▶ **TASK DIRECTIONS**: Copy each line exactly. Drop every picture.

▶ **Rows from a figure dataset**:
* START *

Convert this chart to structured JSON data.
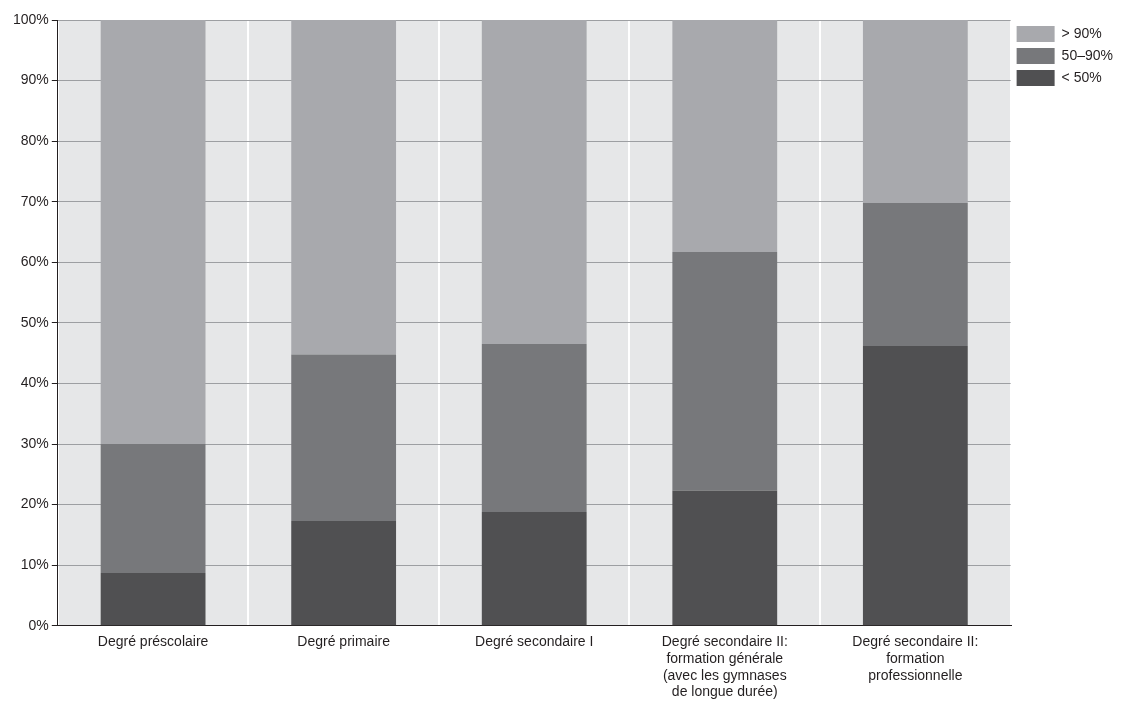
{
  "chart_data": {
    "type": "bar",
    "stacked": true,
    "categories": [
      "Degré préscolaire",
      "Degré primaire",
      "Degré secondaire I",
      "Degré secondaire II: formation générale (avec les gymnases de longue durée)",
      "Degré secondaire II: formation professionnelle"
    ],
    "series": [
      {
        "name": "< 50%",
        "color": "#505052",
        "values": [
          8.7,
          17.3,
          18.8,
          22.3,
          46.2
        ]
      },
      {
        "name": "50–90%",
        "color": "#77787b",
        "values": [
          21.3,
          27.5,
          27.7,
          39.4,
          23.6
        ]
      },
      {
        "name": "> 90%",
        "color": "#a8a9ad",
        "values": [
          70,
          55.2,
          53.5,
          38.3,
          30.2
        ]
      }
    ],
    "ylim": [
      0,
      100
    ],
    "yticks": [
      {
        "value": 0,
        "label": "0%"
      },
      {
        "value": 10,
        "label": "10%"
      },
      {
        "value": 20,
        "label": "20%"
      },
      {
        "value": 30,
        "label": "30%"
      },
      {
        "value": 40,
        "label": "40%"
      },
      {
        "value": 50,
        "label": "50%"
      },
      {
        "value": 60,
        "label": "60%"
      },
      {
        "value": 70,
        "label": "70%"
      },
      {
        "value": 80,
        "label": "80%"
      },
      {
        "value": 90,
        "label": "90%"
      },
      {
        "value": 100,
        "label": "100%"
      }
    ],
    "grid": true,
    "legend": "top right"
  }
}
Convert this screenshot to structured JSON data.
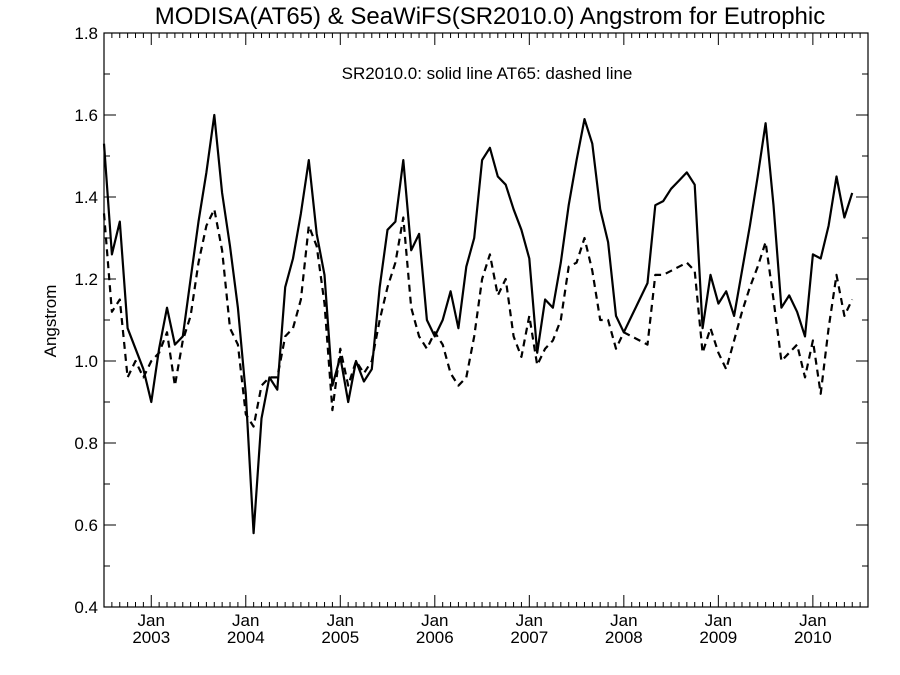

* END *

▶ **SOLUTION FOR THIS PROBLEM**:
Convert this chart to structured JSON data.
{
  "chart_data": {
    "type": "bar",
    "stacked": true,
    "categories": [
      "Degré préscolaire",
      "Degré primaire",
      "Degré secondaire I",
      "Degré secondaire II: formation générale (avec les gymnases de longue durée)",
      "Degré secondaire II: formation professionnelle"
    ],
    "series": [
      {
        "name": "< 50%",
        "color": "#505052",
        "values": [
          8.7,
          17.3,
          18.8,
          22.3,
          46.2
        ]
      },
      {
        "name": "50–90%",
        "color": "#77787b",
        "values": [
          21.3,
          27.5,
          27.7,
          39.4,
          23.6
        ]
      },
      {
        "name": "> 90%",
        "color": "#a8a9ad",
        "values": [
          70,
          55.2,
          53.5,
          38.3,
          30.2
        ]
      }
    ],
    "ylim": [
      0,
      100
    ],
    "yticks": [
      {
        "value": 0,
        "label": "0%"
      },
      {
        "value": 10,
        "label": "10%"
      },
      {
        "value": 20,
        "label": "20%"
      },
      {
        "value": 30,
        "label": "30%"
      },
      {
        "value": 40,
        "label": "40%"
      },
      {
        "value": 50,
        "label": "50%"
      },
      {
        "value": 60,
        "label": "60%"
      },
      {
        "value": 70,
        "label": "70%"
      },
      {
        "value": 80,
        "label": "80%"
      },
      {
        "value": 90,
        "label": "90%"
      },
      {
        "value": 100,
        "label": "100%"
      }
    ],
    "grid": true,
    "legend": "top right"
  }
}
Convert this screenshot to structured JSON data.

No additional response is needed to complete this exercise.